» What to do
Write every line out verbatim and omit the pictures.

» Dataset records

# # # # #

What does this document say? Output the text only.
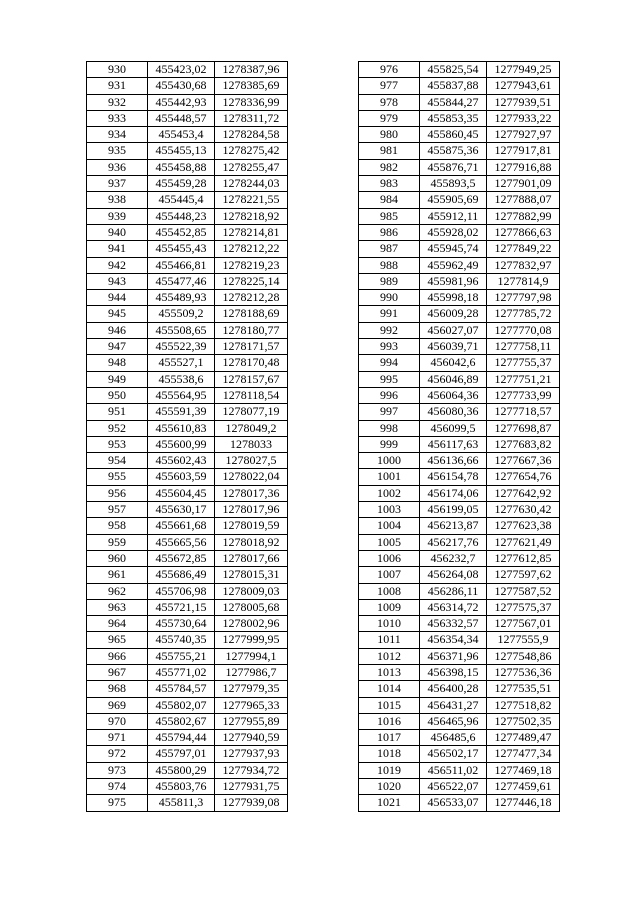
930	455423,02	1278387,96
931	455430,68	1278385,69
932	455442,93	1278336,99
933	455448,57	1278311,72
934	455453,4	1278284,58
935	455455,13	1278275,42
936	455458,88	1278255,47
937	455459,28	1278244,03
938	455445,4	1278221,55
939	455448,23	1278218,92
940	455452,85	1278214,81
941	455455,43	1278212,22
942	455466,81	1278219,23
943	455477,46	1278225,14
944	455489,93	1278212,28
945	455509,2	1278188,69
946	455508,65	1278180,77
947	455522,39	1278171,57
948	455527,1	1278170,48
949	455538,6	1278157,67
950	455564,95	1278118,54
951	455591,39	1278077,19
952	455610,83	1278049,2
953	455600,99	1278033
954	455602,43	1278027,5
955	455603,59	1278022,04
956	455604,45	1278017,36
957	455630,17	1278017,96
958	455661,68	1278019,59
959	455665,56	1278018,92
960	455672,85	1278017,66
961	455686,49	1278015,31
962	455706,98	1278009,03
963	455721,15	1278005,68
964	455730,64	1278002,96
965	455740,35	1277999,95
966	455755,21	1277994,1
967	455771,02	1277986,7
968	455784,57	1277979,35
969	455802,07	1277965,33
970	455802,67	1277955,89
971	455794,44	1277940,59
972	455797,01	1277937,93
973	455800,29	1277934,72
974	455803,76	1277931,75
975	455811,3	1277939,08
976	455825,54	1277949,25
977	455837,88	1277943,61
978	455844,27	1277939,51
979	455853,35	1277933,22
980	455860,45	1277927,97
981	455875,36	1277917,81
982	455876,71	1277916,88
983	455893,5	1277901,09
984	455905,69	1277888,07
985	455912,11	1277882,99
986	455928,02	1277866,63
987	455945,74	1277849,22
988	455962,49	1277832,97
989	455981,96	1277814,9
990	455998,18	1277797,98
991	456009,28	1277785,72
992	456027,07	1277770,08
993	456039,71	1277758,11
994	456042,6	1277755,37
995	456046,89	1277751,21
996	456064,36	1277733,99
997	456080,36	1277718,57
998	456099,5	1277698,87
999	456117,63	1277683,82
1000	456136,66	1277667,36
1001	456154,78	1277654,76
1002	456174,06	1277642,92
1003	456199,05	1277630,42
1004	456213,87	1277623,38
1005	456217,76	1277621,49
1006	456232,7	1277612,85
1007	456264,08	1277597,62
1008	456286,11	1277587,52
1009	456314,72	1277575,37
1010	456332,57	1277567,01
1011	456354,34	1277555,9
1012	456371,96	1277548,86
1013	456398,15	1277536,36
1014	456400,28	1277535,51
1015	456431,27	1277518,82
1016	456465,96	1277502,35
1017	456485,6	1277489,47
1018	456502,17	1277477,34
1019	456511,02	1277469,18
1020	456522,07	1277459,61
1021	456533,07	1277446,18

# # # # #

» Exercise output
What does this document say? Output the text only.
930	455423,02	1278387,96
931	455430,68	1278385,69
932	455442,93	1278336,99
933	455448,57	1278311,72
934	455453,4	1278284,58
935	455455,13	1278275,42
936	455458,88	1278255,47
937	455459,28	1278244,03
938	455445,4	1278221,55
939	455448,23	1278218,92
940	455452,85	1278214,81
941	455455,43	1278212,22
942	455466,81	1278219,23
943	455477,46	1278225,14
944	455489,93	1278212,28
945	455509,2	1278188,69
946	455508,65	1278180,77
947	455522,39	1278171,57
948	455527,1	1278170,48
949	455538,6	1278157,67
950	455564,95	1278118,54
951	455591,39	1278077,19
952	455610,83	1278049,2
953	455600,99	1278033
954	455602,43	1278027,5
955	455603,59	1278022,04
956	455604,45	1278017,36
957	455630,17	1278017,96
958	455661,68	1278019,59
959	455665,56	1278018,92
960	455672,85	1278017,66
961	455686,49	1278015,31
962	455706,98	1278009,03
963	455721,15	1278005,68
964	455730,64	1278002,96
965	455740,35	1277999,95
966	455755,21	1277994,1
967	455771,02	1277986,7
968	455784,57	1277979,35
969	455802,07	1277965,33
970	455802,67	1277955,89
971	455794,44	1277940,59
972	455797,01	1277937,93
973	455800,29	1277934,72
974	455803,76	1277931,75
975	455811,3	1277939,08
976	455825,54	1277949,25
977	455837,88	1277943,61
978	455844,27	1277939,51
979	455853,35	1277933,22
980	455860,45	1277927,97
981	455875,36	1277917,81
982	455876,71	1277916,88
983	455893,5	1277901,09
984	455905,69	1277888,07
985	455912,11	1277882,99
986	455928,02	1277866,63
987	455945,74	1277849,22
988	455962,49	1277832,97
989	455981,96	1277814,9
990	455998,18	1277797,98
991	456009,28	1277785,72
992	456027,07	1277770,08
993	456039,71	1277758,11
994	456042,6	1277755,37
995	456046,89	1277751,21
996	456064,36	1277733,99
997	456080,36	1277718,57
998	456099,5	1277698,87
999	456117,63	1277683,82
1000	456136,66	1277667,36
1001	456154,78	1277654,76
1002	456174,06	1277642,92
1003	456199,05	1277630,42
1004	456213,87	1277623,38
1005	456217,76	1277621,49
1006	456232,7	1277612,85
1007	456264,08	1277597,62
1008	456286,11	1277587,52
1009	456314,72	1277575,37
1010	456332,57	1277567,01
1011	456354,34	1277555,9
1012	456371,96	1277548,86
1013	456398,15	1277536,36
1014	456400,28	1277535,51
1015	456431,27	1277518,82
1016	456465,96	1277502,35
1017	456485,6	1277489,47
1018	456502,17	1277477,34
1019	456511,02	1277469,18
1020	456522,07	1277459,61
1021	456533,07	1277446,18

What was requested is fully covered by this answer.